◆ EXERCISE BRIEF
Go through the data below and gather each line containing "list".
____ INFORMATION PROVIDED
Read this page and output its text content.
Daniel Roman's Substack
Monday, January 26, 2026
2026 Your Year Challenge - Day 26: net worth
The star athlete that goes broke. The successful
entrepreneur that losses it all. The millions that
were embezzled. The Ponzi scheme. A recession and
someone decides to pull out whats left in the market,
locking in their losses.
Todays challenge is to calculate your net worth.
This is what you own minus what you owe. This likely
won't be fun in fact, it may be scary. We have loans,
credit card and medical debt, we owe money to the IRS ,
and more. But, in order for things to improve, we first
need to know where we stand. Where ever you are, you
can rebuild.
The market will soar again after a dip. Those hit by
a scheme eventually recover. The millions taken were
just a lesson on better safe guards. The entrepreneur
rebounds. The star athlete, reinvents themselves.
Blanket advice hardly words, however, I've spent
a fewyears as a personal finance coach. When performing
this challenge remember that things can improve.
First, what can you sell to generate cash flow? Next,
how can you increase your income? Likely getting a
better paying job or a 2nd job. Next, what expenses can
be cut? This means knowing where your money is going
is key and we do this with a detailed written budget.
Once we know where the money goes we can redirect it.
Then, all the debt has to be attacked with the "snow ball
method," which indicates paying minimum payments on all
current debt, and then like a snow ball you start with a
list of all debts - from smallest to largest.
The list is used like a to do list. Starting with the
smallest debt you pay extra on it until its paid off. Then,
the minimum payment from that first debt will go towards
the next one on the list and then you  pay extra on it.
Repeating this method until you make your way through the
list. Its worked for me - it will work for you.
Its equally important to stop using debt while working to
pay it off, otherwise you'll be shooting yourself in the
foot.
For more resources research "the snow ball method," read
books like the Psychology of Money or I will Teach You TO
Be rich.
________
◆ THE ANSWER
list of all debts - from smallest to largest.
The list is used like a to do list. Starting with the
the next one on the list and then you  pay extra on it.
list. Its worked for me - it will work for you.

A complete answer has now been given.